* YOUR INSTRUCTIONS *
Determine the number of lines that contain the word "вращения", then state that number and nothing more.

RECORDS SUPPLIED start

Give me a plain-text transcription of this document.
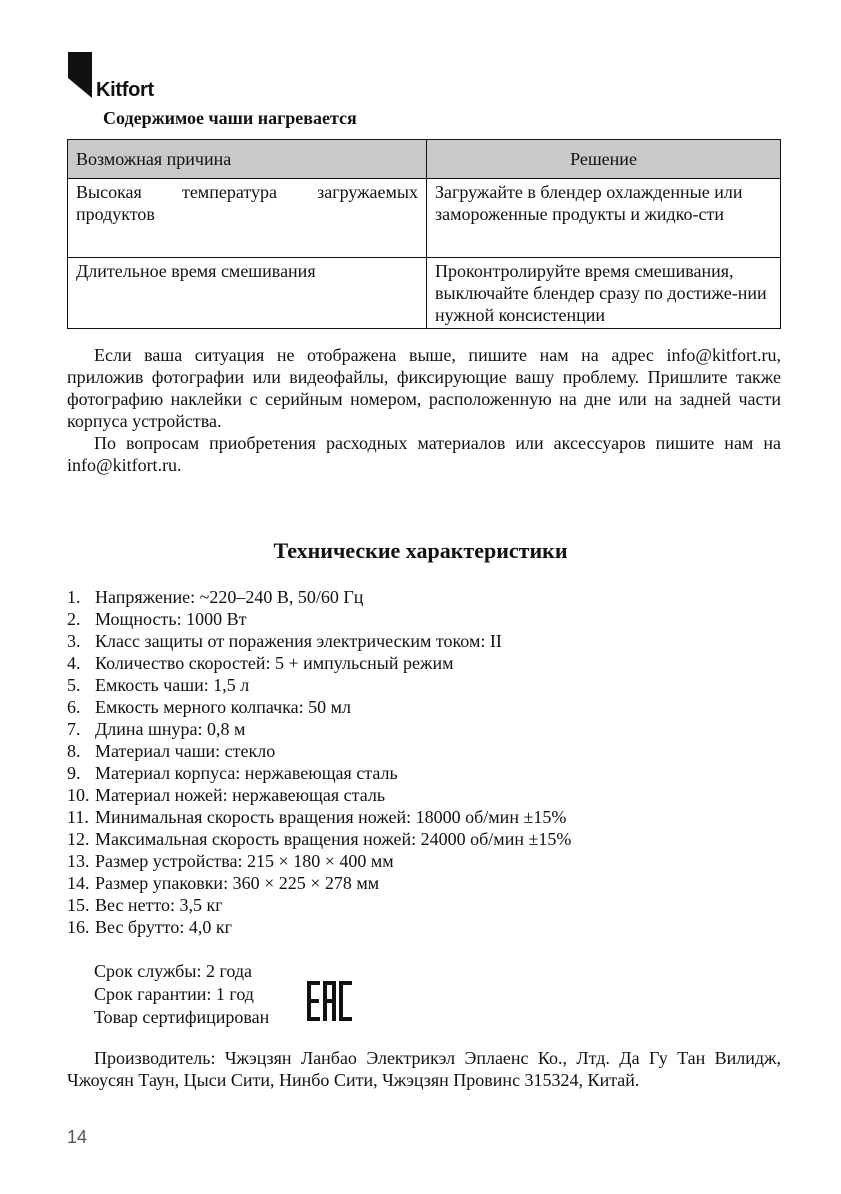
Kitfort
Содержимое чаши нагревается
Возможная причина	Решение
Высокая температура загружаемых продуктов	Загружайте в блендер охлажденные или замороженные продукты и жидко-сти
Длительное время смешивания	Проконтролируйте время смешивания, выключайте блендер сразу по достиже-нии нужной консистенции

Если ваша ситуация не отображена выше, пишите нам на адрес info@kitfort.ru, приложив фотографии или видеофайлы, фиксирующие вашу проблему. Пришлите также фотографию наклейки с серийным номером, расположенную на дне или на задней части корпуса устройства.

По вопросам приобретения расходных материалов или аксессуаров пишите нам на info@kitfort.ru.

Технические характеристики
1. Напряжение: ~220–240 В, 50/60 Гц
2. Мощность: 1000 Вт
3. Класс защиты от поражения электрическим током: II
4. Количество скоростей: 5 + импульсный режим
5. Емкость чаши: 1,5 л
6. Емкость мерного колпачка: 50 мл
7. Длина шнура: 0,8 м
8. Материал чаши: стекло
9. Материал корпуса: нержавеющая сталь
10. Материал ножей: нержавеющая сталь
11. Минимальная скорость вращения ножей: 18000 об/мин ±15%
12. Максимальная скорость вращения ножей: 24000 об/мин ±15%
13. Размер устройства: 215 × 180 × 400 мм
14. Размер упаковки: 360 × 225 × 278 мм
15. Вес нетто: 3,5 кг
16. Вес брутто: 4,0 кг
Срок службы: 2 года
Срок гарантии: 1 год
Товар сертифицирован

Производитель: Чжэцзян Ланбао Электрикэл Эплаенс Ко., Лтд. Да Гу Тан Вилидж, Чжоусян Таун, Цыси Сити, Нинбо Сити, Чжэцзян Провинс 315324, Китай.

14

RECORDS SUPPLIED end

* WRITTEN RESPONSE *
2